Exactly repeat all the records below, omitting the images they hold.
__________
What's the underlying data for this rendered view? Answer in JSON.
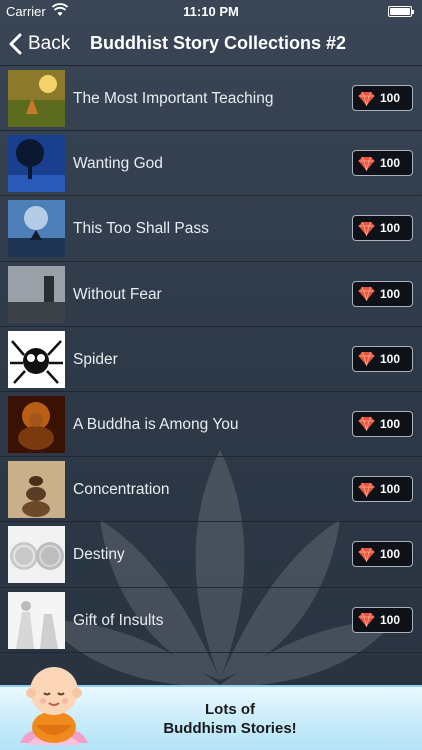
{
  "status_bar": {
    "carrier": "Carrier",
    "time": "11:10 PM"
  },
  "nav": {
    "back_label": "Back",
    "title": "Buddhist Story Collections #2"
  },
  "stories": [
    {
      "title": "The Most Important Teaching",
      "price": "100"
    },
    {
      "title": "Wanting God",
      "price": "100"
    },
    {
      "title": "This Too Shall Pass",
      "price": "100"
    },
    {
      "title": "Without Fear",
      "price": "100"
    },
    {
      "title": "Spider",
      "price": "100"
    },
    {
      "title": "A Buddha is Among You",
      "price": "100"
    },
    {
      "title": "Concentration",
      "price": "100"
    },
    {
      "title": "Destiny",
      "price": "100"
    },
    {
      "title": "Gift of Insults",
      "price": "100"
    }
  ],
  "banner": {
    "line1": "Lots of",
    "line2": "Buddhism Stories!"
  },
  "colors": {
    "background": "#2f3a49",
    "gem": "#e8543a",
    "banner": "#c9ecfb"
  },
  "icons": {
    "back": "chevron-left-icon",
    "price": "ruby-gem-icon",
    "wifi": "wifi-icon",
    "battery": "battery-icon"
  }
}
__________
**Exercise response**
What's the underlying data for this rendered view? Answer in JSON.
{
  "status_bar": {
    "carrier": "Carrier",
    "time": "11:10 PM"
  },
  "nav": {
    "back_label": "Back",
    "title": "Buddhist Story Collections #2"
  },
  "stories": [
    {
      "title": "The Most Important Teaching",
      "price": "100"
    },
    {
      "title": "Wanting God",
      "price": "100"
    },
    {
      "title": "This Too Shall Pass",
      "price": "100"
    },
    {
      "title": "Without Fear",
      "price": "100"
    },
    {
      "title": "Spider",
      "price": "100"
    },
    {
      "title": "A Buddha is Among You",
      "price": "100"
    },
    {
      "title": "Concentration",
      "price": "100"
    },
    {
      "title": "Destiny",
      "price": "100"
    },
    {
      "title": "Gift of Insults",
      "price": "100"
    }
  ],
  "banner": {
    "line1": "Lots of",
    "line2": "Buddhism Stories!"
  },
  "colors": {
    "background": "#2f3a49",
    "gem": "#e8543a",
    "banner": "#c9ecfb"
  },
  "icons": {
    "back": "chevron-left-icon",
    "price": "ruby-gem-icon",
    "wifi": "wifi-icon",
    "battery": "battery-icon"
  }
}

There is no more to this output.